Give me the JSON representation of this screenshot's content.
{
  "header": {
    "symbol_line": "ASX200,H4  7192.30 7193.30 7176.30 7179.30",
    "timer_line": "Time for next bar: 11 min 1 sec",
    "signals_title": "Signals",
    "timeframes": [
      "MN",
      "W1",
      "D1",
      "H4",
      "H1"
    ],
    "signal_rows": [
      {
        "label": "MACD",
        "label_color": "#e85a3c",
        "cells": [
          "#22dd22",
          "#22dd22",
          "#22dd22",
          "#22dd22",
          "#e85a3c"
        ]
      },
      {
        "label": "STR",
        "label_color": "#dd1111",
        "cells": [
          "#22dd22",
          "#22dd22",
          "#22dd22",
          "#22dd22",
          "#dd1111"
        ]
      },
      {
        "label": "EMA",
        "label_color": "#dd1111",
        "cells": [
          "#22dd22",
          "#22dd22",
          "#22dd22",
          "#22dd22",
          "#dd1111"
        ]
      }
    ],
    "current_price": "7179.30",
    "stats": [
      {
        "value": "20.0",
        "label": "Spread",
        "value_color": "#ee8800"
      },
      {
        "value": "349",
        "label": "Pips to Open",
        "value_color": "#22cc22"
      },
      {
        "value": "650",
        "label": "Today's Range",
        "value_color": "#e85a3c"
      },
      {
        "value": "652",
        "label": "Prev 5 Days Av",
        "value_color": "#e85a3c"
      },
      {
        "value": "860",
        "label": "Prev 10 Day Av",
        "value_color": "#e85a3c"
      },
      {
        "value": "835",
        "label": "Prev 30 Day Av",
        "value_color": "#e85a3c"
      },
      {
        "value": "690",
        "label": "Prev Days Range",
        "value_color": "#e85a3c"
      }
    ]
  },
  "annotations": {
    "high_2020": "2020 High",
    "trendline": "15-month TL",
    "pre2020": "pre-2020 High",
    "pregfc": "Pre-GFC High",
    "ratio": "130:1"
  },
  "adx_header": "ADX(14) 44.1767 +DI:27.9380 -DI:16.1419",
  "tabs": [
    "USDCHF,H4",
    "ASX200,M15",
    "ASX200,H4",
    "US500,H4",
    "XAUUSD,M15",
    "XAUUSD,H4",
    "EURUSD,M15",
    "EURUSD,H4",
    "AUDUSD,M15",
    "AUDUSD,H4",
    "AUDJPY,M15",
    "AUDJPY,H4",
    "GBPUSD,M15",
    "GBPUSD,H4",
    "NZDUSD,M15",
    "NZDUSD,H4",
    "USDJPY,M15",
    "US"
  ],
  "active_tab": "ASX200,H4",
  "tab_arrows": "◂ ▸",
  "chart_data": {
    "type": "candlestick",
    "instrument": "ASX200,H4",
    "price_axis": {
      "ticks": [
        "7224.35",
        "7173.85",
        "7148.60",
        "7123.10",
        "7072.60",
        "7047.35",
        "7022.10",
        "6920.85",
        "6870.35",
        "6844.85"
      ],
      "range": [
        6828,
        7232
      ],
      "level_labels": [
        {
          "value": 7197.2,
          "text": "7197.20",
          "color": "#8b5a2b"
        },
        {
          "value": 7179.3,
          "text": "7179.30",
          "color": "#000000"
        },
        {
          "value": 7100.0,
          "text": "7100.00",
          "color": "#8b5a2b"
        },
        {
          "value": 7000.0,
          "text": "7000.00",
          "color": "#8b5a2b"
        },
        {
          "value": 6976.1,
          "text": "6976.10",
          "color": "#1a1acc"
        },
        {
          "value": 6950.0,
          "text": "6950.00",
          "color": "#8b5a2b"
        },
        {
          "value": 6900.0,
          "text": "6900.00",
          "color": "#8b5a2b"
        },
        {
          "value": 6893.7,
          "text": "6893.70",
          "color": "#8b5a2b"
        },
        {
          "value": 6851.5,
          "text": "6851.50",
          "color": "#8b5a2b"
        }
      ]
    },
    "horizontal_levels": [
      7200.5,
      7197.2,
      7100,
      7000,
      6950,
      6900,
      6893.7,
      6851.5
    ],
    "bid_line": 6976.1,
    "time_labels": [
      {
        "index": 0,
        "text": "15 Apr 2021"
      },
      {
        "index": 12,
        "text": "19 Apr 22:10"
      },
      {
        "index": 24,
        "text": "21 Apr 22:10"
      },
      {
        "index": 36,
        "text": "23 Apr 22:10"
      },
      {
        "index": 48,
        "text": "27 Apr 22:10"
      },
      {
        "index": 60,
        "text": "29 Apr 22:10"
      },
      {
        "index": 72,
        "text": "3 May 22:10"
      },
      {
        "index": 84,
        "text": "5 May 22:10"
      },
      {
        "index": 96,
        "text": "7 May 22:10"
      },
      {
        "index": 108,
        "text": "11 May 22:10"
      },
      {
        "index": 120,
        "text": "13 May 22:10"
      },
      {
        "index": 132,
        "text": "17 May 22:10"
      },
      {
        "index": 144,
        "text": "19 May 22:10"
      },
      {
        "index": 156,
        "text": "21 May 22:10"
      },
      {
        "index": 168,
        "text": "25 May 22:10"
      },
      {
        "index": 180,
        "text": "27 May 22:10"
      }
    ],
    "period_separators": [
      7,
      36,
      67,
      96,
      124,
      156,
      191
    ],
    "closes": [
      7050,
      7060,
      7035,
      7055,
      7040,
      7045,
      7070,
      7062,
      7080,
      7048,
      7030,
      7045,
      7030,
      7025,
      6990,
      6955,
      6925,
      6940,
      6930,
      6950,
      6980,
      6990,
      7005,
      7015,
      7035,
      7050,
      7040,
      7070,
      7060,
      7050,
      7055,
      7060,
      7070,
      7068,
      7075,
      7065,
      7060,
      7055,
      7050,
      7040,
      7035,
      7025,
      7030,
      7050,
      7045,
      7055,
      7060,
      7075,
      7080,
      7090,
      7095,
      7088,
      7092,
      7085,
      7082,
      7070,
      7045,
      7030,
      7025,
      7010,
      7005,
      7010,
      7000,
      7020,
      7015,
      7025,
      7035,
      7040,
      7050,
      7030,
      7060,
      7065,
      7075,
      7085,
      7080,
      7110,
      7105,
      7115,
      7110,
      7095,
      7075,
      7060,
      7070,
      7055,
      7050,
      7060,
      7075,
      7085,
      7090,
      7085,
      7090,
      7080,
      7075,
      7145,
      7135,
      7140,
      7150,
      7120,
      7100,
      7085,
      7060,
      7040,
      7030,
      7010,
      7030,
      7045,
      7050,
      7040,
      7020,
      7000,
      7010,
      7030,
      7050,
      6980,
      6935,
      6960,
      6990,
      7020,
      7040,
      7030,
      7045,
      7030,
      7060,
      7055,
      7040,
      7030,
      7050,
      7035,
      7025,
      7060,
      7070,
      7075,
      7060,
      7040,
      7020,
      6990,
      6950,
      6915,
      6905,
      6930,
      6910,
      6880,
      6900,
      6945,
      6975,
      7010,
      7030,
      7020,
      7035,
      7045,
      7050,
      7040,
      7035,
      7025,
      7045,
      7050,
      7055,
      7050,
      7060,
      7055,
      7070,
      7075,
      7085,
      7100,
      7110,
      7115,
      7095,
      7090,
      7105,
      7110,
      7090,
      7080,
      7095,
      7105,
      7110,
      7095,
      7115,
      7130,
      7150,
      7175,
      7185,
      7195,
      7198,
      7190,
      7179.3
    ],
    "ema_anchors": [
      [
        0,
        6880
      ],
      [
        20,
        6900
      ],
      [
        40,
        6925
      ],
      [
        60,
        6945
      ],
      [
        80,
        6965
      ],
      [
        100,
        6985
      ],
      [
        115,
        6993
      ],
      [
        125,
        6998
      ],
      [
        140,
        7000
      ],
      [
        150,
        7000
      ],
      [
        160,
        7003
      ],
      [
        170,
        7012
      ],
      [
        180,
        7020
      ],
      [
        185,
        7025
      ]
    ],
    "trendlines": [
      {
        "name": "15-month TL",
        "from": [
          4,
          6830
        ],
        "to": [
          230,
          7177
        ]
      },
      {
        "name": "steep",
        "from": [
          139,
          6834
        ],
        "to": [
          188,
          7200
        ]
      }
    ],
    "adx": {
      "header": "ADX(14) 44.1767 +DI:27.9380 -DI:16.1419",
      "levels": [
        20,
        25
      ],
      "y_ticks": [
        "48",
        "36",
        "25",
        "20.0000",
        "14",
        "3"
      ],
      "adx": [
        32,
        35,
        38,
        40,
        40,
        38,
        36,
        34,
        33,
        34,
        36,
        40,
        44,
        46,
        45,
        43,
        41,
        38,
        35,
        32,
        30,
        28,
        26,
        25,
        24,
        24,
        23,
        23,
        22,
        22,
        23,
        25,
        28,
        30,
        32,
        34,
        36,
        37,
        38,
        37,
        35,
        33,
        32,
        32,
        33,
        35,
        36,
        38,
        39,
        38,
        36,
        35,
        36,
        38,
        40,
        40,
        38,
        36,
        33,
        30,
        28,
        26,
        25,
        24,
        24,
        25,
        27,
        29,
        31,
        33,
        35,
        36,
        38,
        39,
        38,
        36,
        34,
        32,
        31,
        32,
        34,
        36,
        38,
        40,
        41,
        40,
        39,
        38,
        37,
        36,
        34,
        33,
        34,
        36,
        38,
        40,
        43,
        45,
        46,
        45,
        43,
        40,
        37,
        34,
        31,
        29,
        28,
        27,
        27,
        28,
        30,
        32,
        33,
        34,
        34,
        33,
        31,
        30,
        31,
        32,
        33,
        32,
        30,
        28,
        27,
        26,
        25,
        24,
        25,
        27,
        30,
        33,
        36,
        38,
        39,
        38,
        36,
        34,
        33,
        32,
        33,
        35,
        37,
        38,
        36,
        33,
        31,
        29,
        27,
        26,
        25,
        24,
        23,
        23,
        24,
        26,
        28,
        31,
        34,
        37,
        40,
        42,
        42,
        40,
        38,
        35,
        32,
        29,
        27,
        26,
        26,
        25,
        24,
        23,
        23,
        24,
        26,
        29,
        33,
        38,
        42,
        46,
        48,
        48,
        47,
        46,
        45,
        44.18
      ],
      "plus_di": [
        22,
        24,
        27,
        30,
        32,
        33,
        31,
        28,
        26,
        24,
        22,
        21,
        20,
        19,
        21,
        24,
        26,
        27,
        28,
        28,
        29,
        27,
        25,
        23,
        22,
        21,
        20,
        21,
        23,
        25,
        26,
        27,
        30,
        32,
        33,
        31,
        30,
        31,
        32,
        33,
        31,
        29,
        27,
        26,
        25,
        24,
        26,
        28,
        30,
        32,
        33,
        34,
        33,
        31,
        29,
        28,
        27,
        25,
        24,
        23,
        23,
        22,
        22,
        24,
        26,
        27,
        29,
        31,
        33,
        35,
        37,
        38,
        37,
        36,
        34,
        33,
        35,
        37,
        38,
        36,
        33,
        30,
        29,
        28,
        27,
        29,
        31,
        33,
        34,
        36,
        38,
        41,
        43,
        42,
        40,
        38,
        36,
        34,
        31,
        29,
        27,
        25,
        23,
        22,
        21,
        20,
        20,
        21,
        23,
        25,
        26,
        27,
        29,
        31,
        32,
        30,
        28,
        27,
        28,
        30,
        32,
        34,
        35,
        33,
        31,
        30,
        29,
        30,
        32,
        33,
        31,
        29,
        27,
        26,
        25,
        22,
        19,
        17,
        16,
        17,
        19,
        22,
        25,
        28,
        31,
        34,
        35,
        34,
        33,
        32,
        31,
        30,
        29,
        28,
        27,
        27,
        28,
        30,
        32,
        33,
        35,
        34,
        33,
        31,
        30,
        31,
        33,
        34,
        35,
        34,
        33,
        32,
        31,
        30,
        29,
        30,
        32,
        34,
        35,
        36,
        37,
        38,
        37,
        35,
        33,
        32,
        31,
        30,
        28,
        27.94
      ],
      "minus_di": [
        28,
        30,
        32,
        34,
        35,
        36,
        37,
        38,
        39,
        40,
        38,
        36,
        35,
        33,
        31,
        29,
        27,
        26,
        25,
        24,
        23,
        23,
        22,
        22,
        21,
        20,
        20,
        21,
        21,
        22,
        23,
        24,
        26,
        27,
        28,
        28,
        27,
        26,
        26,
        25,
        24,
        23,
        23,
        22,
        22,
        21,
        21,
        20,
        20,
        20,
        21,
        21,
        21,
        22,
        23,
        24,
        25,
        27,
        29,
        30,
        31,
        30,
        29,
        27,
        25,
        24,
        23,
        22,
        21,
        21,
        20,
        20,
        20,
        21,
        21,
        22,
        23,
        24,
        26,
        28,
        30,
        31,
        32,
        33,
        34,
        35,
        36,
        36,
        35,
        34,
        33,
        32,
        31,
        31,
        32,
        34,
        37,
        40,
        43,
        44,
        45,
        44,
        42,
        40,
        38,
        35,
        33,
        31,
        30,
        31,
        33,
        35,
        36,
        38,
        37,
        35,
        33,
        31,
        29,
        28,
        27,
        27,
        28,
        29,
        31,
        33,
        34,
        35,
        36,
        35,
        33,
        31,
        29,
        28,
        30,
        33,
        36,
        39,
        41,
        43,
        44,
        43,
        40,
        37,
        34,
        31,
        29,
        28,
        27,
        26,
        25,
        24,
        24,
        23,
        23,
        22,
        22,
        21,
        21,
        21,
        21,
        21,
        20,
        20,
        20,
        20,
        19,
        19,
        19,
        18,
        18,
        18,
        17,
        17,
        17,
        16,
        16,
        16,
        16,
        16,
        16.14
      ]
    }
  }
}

***

__INSTRUCTIONS TO FOLLOW__. Work out how many lines in the entries hold the string "Prev". Your answer should consist solely of that number.

__ANSWER FOR THE TASK__. 4